*WORK TO DO:* Write the records below out in full, character for character, with no pictures.

╭─ DATA LISTING

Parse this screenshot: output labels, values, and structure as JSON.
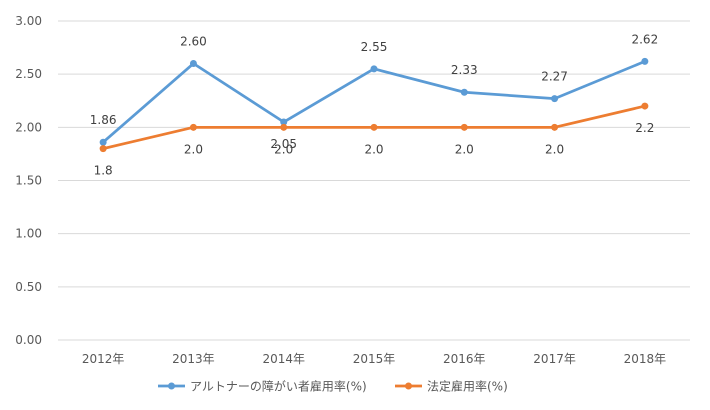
{
  "chart_data": {
    "type": "line",
    "categories": [
      "2012年",
      "2013年",
      "2014年",
      "2015年",
      "2016年",
      "2017年",
      "2018年"
    ],
    "ylim": [
      0,
      3.0
    ],
    "yticks": [
      "0.00",
      "0.50",
      "1.00",
      "1.50",
      "2.00",
      "2.50",
      "3.00"
    ],
    "grid": true,
    "legend_position": "bottom",
    "series": [
      {
        "name": "アルトナーの障がい者雇用率(%)",
        "color": "#5B9BD5",
        "values": [
          1.86,
          2.6,
          2.05,
          2.55,
          2.33,
          2.27,
          2.62
        ],
        "labels": [
          "1.86",
          "2.60",
          "2.05",
          "2.55",
          "2.33",
          "2.27",
          "2.62"
        ]
      },
      {
        "name": "法定雇用率(%)",
        "color": "#ED7D31",
        "values": [
          1.8,
          2.0,
          2.0,
          2.0,
          2.0,
          2.0,
          2.2
        ],
        "labels": [
          "1.8",
          "2.0",
          "2.0",
          "2.0",
          "2.0",
          "2.0",
          "2.2"
        ]
      }
    ]
  }
}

╰─

*OUTPUT FOR THIS TASK:*
Parse this screenshot: output labels, values, and structure as JSON.
{
  "chart_data": {
    "type": "line",
    "categories": [
      "2012年",
      "2013年",
      "2014年",
      "2015年",
      "2016年",
      "2017年",
      "2018年"
    ],
    "ylim": [
      0,
      3.0
    ],
    "yticks": [
      "0.00",
      "0.50",
      "1.00",
      "1.50",
      "2.00",
      "2.50",
      "3.00"
    ],
    "grid": true,
    "legend_position": "bottom",
    "series": [
      {
        "name": "アルトナーの障がい者雇用率(%)",
        "color": "#5B9BD5",
        "values": [
          1.86,
          2.6,
          2.05,
          2.55,
          2.33,
          2.27,
          2.62
        ],
        "labels": [
          "1.86",
          "2.60",
          "2.05",
          "2.55",
          "2.33",
          "2.27",
          "2.62"
        ]
      },
      {
        "name": "法定雇用率(%)",
        "color": "#ED7D31",
        "values": [
          1.8,
          2.0,
          2.0,
          2.0,
          2.0,
          2.0,
          2.2
        ],
        "labels": [
          "1.8",
          "2.0",
          "2.0",
          "2.0",
          "2.0",
          "2.0",
          "2.2"
        ]
      }
    ]
  }
}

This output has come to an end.